In the records below, find each line with the word "this" and copy it.

Provided data:
┄┄┄┄┄┄┄┄┄┄

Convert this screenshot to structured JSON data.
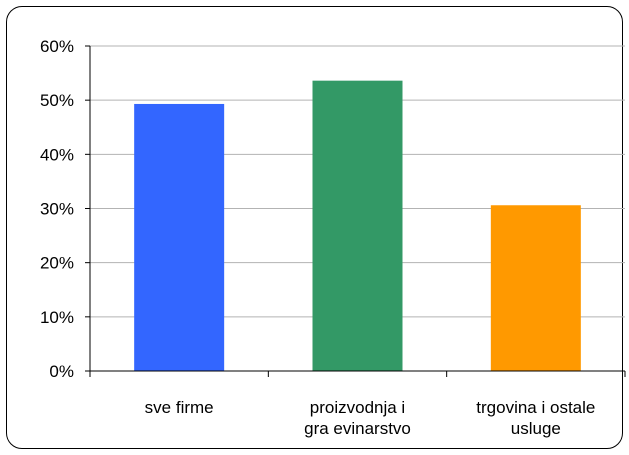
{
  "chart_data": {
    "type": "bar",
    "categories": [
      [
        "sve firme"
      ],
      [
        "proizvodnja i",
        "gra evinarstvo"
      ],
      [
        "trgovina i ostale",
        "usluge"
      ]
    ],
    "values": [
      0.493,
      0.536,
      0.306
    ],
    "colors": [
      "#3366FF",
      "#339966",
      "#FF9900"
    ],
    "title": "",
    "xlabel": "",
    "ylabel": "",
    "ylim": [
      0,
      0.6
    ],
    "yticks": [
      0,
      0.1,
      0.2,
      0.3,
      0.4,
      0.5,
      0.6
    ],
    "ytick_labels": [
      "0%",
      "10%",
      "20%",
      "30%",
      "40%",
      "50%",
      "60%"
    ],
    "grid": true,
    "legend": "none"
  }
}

┄┄┄┄┄┄┄┄┄┄

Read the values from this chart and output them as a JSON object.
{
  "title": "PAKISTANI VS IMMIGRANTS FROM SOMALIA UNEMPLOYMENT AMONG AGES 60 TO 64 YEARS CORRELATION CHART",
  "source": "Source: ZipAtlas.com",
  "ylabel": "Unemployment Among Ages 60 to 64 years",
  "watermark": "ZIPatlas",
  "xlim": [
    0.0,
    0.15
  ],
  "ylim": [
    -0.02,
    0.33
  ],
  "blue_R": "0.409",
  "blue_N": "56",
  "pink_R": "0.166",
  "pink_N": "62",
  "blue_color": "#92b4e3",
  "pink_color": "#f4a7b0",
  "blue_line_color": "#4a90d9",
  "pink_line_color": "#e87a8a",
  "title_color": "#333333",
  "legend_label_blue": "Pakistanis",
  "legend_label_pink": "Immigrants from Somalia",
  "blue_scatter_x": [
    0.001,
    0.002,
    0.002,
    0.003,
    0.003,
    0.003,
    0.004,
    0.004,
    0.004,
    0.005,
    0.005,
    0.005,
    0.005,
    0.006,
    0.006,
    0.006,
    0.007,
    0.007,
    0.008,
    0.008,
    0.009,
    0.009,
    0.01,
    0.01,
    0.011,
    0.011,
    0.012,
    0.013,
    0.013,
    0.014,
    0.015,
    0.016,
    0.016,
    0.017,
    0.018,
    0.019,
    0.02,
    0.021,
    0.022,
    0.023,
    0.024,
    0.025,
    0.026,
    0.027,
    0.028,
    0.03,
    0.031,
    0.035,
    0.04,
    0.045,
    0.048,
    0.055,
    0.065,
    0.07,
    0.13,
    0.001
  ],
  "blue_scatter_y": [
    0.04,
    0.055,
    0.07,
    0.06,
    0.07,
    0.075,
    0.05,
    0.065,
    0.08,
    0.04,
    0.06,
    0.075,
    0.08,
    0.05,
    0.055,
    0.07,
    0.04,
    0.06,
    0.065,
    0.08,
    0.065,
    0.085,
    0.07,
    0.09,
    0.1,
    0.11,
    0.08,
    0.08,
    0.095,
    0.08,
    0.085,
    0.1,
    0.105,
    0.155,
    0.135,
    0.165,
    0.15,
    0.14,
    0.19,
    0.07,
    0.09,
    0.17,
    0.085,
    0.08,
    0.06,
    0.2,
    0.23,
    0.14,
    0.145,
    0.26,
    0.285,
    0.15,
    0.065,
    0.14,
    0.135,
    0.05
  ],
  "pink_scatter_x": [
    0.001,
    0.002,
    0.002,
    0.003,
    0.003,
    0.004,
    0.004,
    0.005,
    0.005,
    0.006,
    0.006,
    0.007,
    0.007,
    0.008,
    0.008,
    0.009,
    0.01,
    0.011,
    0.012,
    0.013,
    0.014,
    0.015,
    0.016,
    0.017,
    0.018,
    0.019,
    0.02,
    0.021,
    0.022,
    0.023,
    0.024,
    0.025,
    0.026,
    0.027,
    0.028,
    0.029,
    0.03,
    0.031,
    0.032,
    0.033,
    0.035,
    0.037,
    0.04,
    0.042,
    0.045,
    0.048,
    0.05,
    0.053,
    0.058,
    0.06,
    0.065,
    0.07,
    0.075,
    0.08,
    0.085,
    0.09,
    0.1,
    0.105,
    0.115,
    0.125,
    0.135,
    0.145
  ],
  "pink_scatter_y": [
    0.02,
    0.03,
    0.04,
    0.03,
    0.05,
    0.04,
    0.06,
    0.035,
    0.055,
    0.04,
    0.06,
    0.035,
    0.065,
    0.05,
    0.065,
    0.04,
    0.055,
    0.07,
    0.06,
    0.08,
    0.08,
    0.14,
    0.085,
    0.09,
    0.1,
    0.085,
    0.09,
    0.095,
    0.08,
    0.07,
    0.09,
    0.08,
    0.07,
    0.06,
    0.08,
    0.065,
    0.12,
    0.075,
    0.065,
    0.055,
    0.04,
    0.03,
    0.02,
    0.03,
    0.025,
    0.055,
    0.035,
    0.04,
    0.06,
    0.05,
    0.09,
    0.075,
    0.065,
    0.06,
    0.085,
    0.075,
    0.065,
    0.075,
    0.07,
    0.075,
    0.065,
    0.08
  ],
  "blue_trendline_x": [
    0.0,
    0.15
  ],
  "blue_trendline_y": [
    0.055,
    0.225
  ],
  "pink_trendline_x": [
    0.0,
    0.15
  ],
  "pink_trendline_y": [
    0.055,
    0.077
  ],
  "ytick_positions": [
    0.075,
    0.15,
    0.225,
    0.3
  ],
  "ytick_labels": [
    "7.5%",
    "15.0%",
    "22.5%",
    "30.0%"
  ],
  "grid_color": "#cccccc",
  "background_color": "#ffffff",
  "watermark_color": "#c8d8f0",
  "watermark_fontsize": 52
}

┄┄┄┄┄┄┄┄┄┄

Output of the task:
Convert this screenshot to structured JSON data.
Read the values from this chart and output them as a JSON object.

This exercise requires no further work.